-- BEGIN Stored records --
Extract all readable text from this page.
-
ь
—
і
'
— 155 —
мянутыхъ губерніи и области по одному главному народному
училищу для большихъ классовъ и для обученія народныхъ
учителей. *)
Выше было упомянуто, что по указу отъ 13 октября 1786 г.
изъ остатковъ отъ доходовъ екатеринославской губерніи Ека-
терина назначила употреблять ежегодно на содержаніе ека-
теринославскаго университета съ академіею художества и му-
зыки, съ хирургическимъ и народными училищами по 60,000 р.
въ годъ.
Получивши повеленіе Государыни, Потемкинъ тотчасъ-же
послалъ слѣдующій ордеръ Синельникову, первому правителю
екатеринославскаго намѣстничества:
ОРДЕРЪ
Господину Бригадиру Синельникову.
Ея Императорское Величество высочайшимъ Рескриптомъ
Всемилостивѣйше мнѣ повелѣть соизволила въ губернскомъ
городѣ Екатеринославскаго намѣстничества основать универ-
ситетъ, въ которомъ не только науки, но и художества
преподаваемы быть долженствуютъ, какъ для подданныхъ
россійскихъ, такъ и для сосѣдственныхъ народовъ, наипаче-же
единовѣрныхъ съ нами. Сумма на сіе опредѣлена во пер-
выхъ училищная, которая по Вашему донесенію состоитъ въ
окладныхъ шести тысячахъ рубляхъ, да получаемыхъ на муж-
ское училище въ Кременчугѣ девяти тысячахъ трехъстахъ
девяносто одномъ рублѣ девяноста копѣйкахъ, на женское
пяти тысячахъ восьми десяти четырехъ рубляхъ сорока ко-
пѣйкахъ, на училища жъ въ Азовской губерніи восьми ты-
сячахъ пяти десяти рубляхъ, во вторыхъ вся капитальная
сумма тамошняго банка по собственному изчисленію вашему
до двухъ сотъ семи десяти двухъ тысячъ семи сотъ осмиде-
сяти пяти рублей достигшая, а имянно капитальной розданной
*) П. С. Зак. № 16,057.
-- END Stored records --
▶ **What is required**
Print out every record again, exactly and in full.

▶ **Exercise response**
Extract all readable text from this page.
-
ь
—
і
'
— 155 —
мянутыхъ губерніи и области по одному главному народному
училищу для большихъ классовъ и для обученія народныхъ
учителей. *)
Выше было упомянуто, что по указу отъ 13 октября 1786 г.
изъ остатковъ отъ доходовъ екатеринославской губерніи Ека-
терина назначила употреблять ежегодно на содержаніе ека-
теринославскаго университета съ академіею художества и му-
зыки, съ хирургическимъ и народными училищами по 60,000 р.
въ годъ.
Получивши повеленіе Государыни, Потемкинъ тотчасъ-же
послалъ слѣдующій ордеръ Синельникову, первому правителю
екатеринославскаго намѣстничества:
ОРДЕРЪ
Господину Бригадиру Синельникову.
Ея Императорское Величество высочайшимъ Рескриптомъ
Всемилостивѣйше мнѣ повелѣть соизволила въ губернскомъ
городѣ Екатеринославскаго намѣстничества основать универ-
ситетъ, въ которомъ не только науки, но и художества
преподаваемы быть долженствуютъ, какъ для подданныхъ
россійскихъ, такъ и для сосѣдственныхъ народовъ, наипаче-же
единовѣрныхъ съ нами. Сумма на сіе опредѣлена во пер-
выхъ училищная, которая по Вашему донесенію состоитъ въ
окладныхъ шести тысячахъ рубляхъ, да получаемыхъ на муж-
ское училище въ Кременчугѣ девяти тысячахъ трехъстахъ
девяносто одномъ рублѣ девяноста копѣйкахъ, на женское
пяти тысячахъ восьми десяти четырехъ рубляхъ сорока ко-
пѣйкахъ, на училища жъ въ Азовской губерніи восьми ты-
сячахъ пяти десяти рубляхъ, во вторыхъ вся капитальная
сумма тамошняго банка по собственному изчисленію вашему
до двухъ сотъ семи десяти двухъ тысячъ семи сотъ осмиде-
сяти пяти рублей достигшая, а имянно капитальной розданной
*) П. С. Зак. № 16,057.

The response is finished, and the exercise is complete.